● **TASK DESCRIPTION**: Copy out the listing that follows, exactly, without its pictures.

● **SOURCE RECORDS**:
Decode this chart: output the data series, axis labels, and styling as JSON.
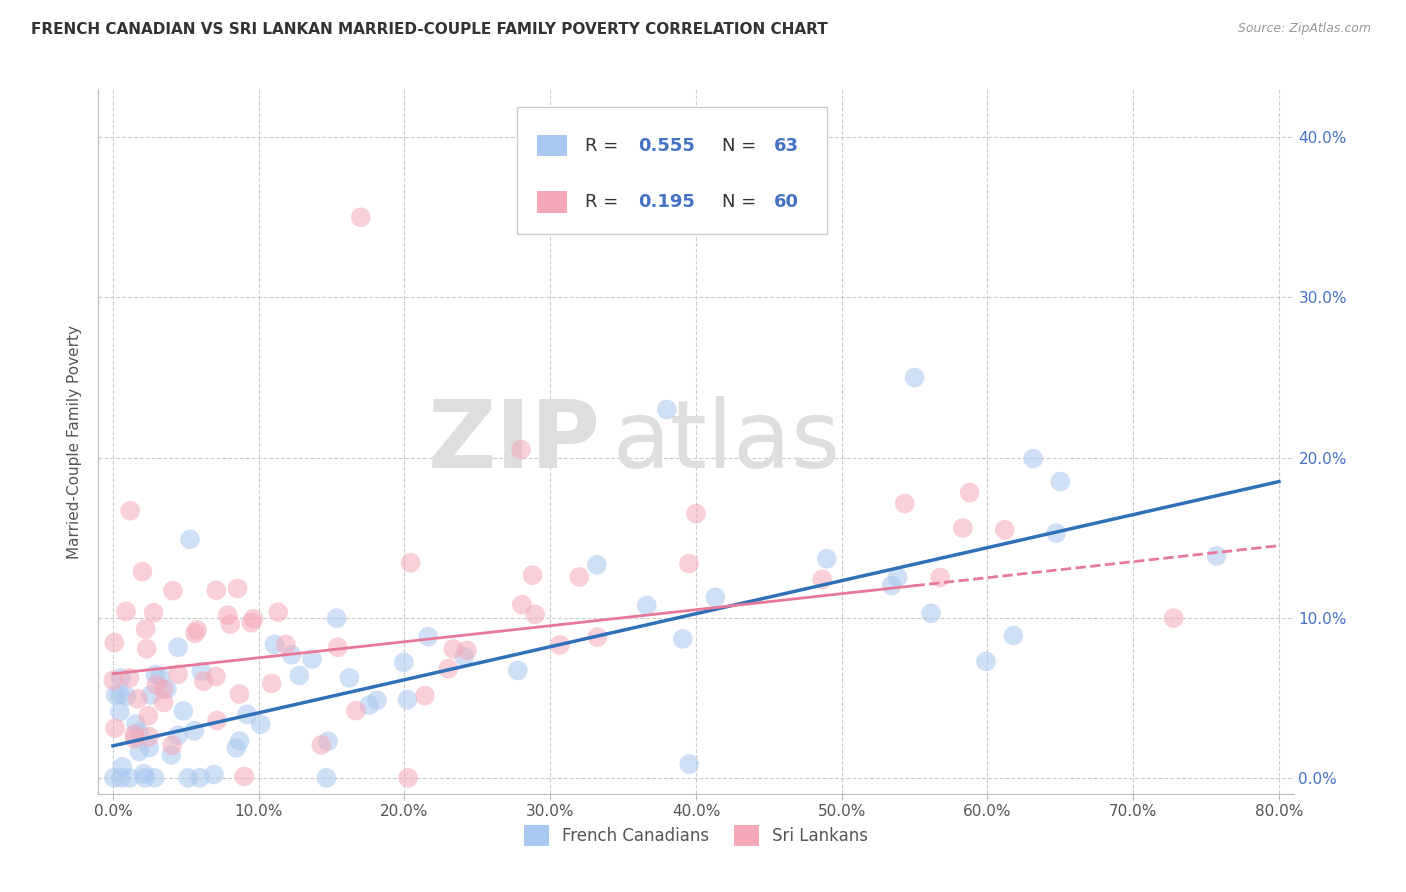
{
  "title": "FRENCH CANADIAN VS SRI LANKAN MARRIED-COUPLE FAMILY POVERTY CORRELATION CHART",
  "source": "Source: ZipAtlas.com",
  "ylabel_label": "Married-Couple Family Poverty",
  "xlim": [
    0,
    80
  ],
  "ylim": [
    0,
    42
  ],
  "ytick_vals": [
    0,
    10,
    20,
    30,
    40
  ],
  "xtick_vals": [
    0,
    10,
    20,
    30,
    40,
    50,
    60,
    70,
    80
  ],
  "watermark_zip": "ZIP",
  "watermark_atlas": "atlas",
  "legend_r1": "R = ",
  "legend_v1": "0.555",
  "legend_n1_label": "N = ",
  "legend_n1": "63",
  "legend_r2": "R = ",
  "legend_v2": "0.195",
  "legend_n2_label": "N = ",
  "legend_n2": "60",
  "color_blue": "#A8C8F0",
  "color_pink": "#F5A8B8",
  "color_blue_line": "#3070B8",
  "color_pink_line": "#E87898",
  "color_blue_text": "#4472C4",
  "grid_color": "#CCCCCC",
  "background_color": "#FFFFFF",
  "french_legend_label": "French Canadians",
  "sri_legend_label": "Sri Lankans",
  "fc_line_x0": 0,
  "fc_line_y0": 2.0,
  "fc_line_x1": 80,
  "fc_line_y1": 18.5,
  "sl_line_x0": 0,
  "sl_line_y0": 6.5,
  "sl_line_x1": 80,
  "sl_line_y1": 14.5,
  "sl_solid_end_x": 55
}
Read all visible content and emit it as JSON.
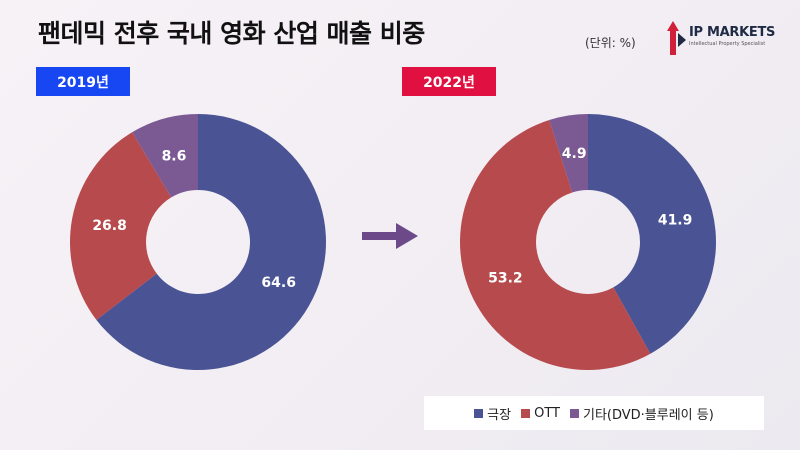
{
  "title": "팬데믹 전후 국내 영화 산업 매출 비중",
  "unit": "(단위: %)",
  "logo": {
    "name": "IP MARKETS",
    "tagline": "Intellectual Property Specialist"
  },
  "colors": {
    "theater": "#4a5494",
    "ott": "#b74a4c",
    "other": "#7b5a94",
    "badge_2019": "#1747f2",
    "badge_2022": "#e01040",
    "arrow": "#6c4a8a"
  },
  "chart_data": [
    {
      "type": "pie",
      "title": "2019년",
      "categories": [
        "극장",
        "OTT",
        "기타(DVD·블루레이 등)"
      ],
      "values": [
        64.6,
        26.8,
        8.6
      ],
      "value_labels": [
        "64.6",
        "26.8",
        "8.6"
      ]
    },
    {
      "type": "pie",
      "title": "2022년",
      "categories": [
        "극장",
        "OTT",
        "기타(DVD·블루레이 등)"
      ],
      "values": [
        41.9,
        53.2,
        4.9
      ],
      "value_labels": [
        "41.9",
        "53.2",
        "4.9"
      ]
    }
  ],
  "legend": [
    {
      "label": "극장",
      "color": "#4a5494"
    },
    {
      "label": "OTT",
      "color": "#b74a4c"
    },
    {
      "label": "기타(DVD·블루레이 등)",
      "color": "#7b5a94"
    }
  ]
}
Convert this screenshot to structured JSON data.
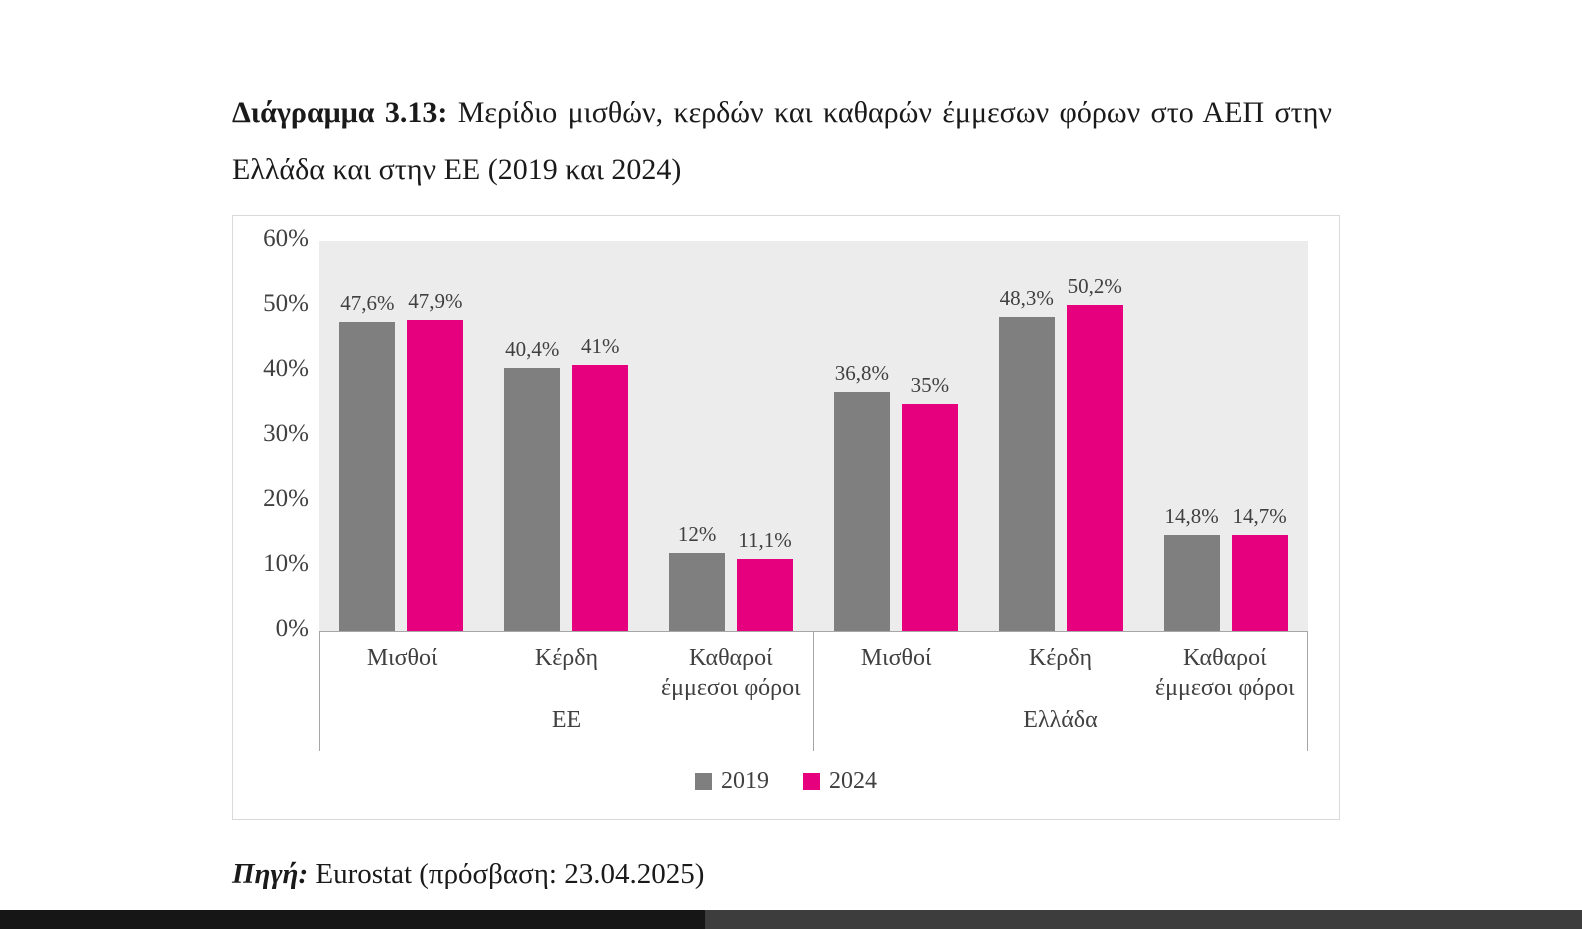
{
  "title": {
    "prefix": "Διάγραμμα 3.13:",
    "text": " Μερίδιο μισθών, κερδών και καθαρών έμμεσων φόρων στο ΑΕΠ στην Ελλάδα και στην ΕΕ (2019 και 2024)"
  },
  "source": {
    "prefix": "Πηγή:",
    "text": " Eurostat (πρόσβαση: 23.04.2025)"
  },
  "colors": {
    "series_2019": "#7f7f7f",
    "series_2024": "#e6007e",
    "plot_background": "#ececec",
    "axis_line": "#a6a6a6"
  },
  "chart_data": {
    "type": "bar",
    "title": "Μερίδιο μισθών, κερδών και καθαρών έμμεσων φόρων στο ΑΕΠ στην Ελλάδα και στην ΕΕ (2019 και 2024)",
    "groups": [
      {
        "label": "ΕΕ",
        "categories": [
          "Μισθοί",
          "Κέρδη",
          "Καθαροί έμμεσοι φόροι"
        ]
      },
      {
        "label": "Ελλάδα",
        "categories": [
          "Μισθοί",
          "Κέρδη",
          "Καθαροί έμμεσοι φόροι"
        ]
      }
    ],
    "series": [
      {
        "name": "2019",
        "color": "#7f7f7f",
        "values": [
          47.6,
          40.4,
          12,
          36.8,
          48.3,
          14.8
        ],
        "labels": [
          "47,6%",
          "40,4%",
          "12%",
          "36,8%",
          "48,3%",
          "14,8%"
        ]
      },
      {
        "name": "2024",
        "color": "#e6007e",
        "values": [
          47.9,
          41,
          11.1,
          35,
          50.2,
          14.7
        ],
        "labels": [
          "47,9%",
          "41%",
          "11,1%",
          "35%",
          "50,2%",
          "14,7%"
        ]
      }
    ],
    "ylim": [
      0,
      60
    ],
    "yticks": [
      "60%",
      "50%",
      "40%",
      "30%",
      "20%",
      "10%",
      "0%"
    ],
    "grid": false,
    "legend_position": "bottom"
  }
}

● **THE REPLY**:
Decode this chart: output the data series, axis labels, and styling as JSON.
{
  "title": "FRENCH CANADIAN VS SRI LANKAN MARRIED-COUPLE FAMILY POVERTY CORRELATION CHART",
  "source": "Source: ZipAtlas.com",
  "ylabel_label": "Married-Couple Family Poverty",
  "xlim": [
    0,
    80
  ],
  "ylim": [
    0,
    42
  ],
  "ytick_vals": [
    0,
    10,
    20,
    30,
    40
  ],
  "xtick_vals": [
    0,
    10,
    20,
    30,
    40,
    50,
    60,
    70,
    80
  ],
  "watermark_zip": "ZIP",
  "watermark_atlas": "atlas",
  "legend_r1": "R = ",
  "legend_v1": "0.555",
  "legend_n1_label": "N = ",
  "legend_n1": "63",
  "legend_r2": "R = ",
  "legend_v2": "0.195",
  "legend_n2_label": "N = ",
  "legend_n2": "60",
  "color_blue": "#A8C8F0",
  "color_pink": "#F5A8B8",
  "color_blue_line": "#3070B8",
  "color_pink_line": "#E87898",
  "color_blue_text": "#4472C4",
  "grid_color": "#CCCCCC",
  "background_color": "#FFFFFF",
  "french_legend_label": "French Canadians",
  "sri_legend_label": "Sri Lankans",
  "fc_line_x0": 0,
  "fc_line_y0": 2.0,
  "fc_line_x1": 80,
  "fc_line_y1": 18.5,
  "sl_line_x0": 0,
  "sl_line_y0": 6.5,
  "sl_line_x1": 80,
  "sl_line_y1": 14.5,
  "sl_solid_end_x": 55
}
Read all visible content and emit it as JSON.
{
  "title": "팬데믹 전후 국내 영화 산업 매출 비중",
  "unit": "(단위: %)",
  "logo": {
    "name": "IP MARKETS",
    "tagline": "Intellectual Property Specialist"
  },
  "colors": {
    "theater": "#4a5494",
    "ott": "#b74a4c",
    "other": "#7b5a94",
    "badge_2019": "#1747f2",
    "badge_2022": "#e01040",
    "arrow": "#6c4a8a"
  },
  "chart_data": [
    {
      "type": "pie",
      "title": "2019년",
      "categories": [
        "극장",
        "OTT",
        "기타(DVD·블루레이 등)"
      ],
      "values": [
        64.6,
        26.8,
        8.6
      ],
      "value_labels": [
        "64.6",
        "26.8",
        "8.6"
      ]
    },
    {
      "type": "pie",
      "title": "2022년",
      "categories": [
        "극장",
        "OTT",
        "기타(DVD·블루레이 등)"
      ],
      "values": [
        41.9,
        53.2,
        4.9
      ],
      "value_labels": [
        "41.9",
        "53.2",
        "4.9"
      ]
    }
  ],
  "legend": [
    {
      "label": "극장",
      "color": "#4a5494"
    },
    {
      "label": "OTT",
      "color": "#b74a4c"
    },
    {
      "label": "기타(DVD·블루레이 등)",
      "color": "#7b5a94"
    }
  ]
}
Convert this screenshot to structured JSON data.
{
  "title": {
    "prefix": "Διάγραμμα 3.13:",
    "text": " Μερίδιο μισθών, κερδών και καθαρών έμμεσων φόρων στο ΑΕΠ στην Ελλάδα και στην ΕΕ (2019 και 2024)"
  },
  "source": {
    "prefix": "Πηγή:",
    "text": " Eurostat (πρόσβαση: 23.04.2025)"
  },
  "colors": {
    "series_2019": "#7f7f7f",
    "series_2024": "#e6007e",
    "plot_background": "#ececec",
    "axis_line": "#a6a6a6"
  },
  "chart_data": {
    "type": "bar",
    "title": "Μερίδιο μισθών, κερδών και καθαρών έμμεσων φόρων στο ΑΕΠ στην Ελλάδα και στην ΕΕ (2019 και 2024)",
    "groups": [
      {
        "label": "ΕΕ",
        "categories": [
          "Μισθοί",
          "Κέρδη",
          "Καθαροί έμμεσοι φόροι"
        ]
      },
      {
        "label": "Ελλάδα",
        "categories": [
          "Μισθοί",
          "Κέρδη",
          "Καθαροί έμμεσοι φόροι"
        ]
      }
    ],
    "series": [
      {
        "name": "2019",
        "color": "#7f7f7f",
        "values": [
          47.6,
          40.4,
          12,
          36.8,
          48.3,
          14.8
        ],
        "labels": [
          "47,6%",
          "40,4%",
          "12%",
          "36,8%",
          "48,3%",
          "14,8%"
        ]
      },
      {
        "name": "2024",
        "color": "#e6007e",
        "values": [
          47.9,
          41,
          11.1,
          35,
          50.2,
          14.7
        ],
        "labels": [
          "47,9%",
          "41%",
          "11,1%",
          "35%",
          "50,2%",
          "14,7%"
        ]
      }
    ],
    "ylim": [
      0,
      60
    ],
    "yticks": [
      "60%",
      "50%",
      "40%",
      "30%",
      "20%",
      "10%",
      "0%"
    ],
    "grid": false,
    "legend_position": "bottom"
  }
}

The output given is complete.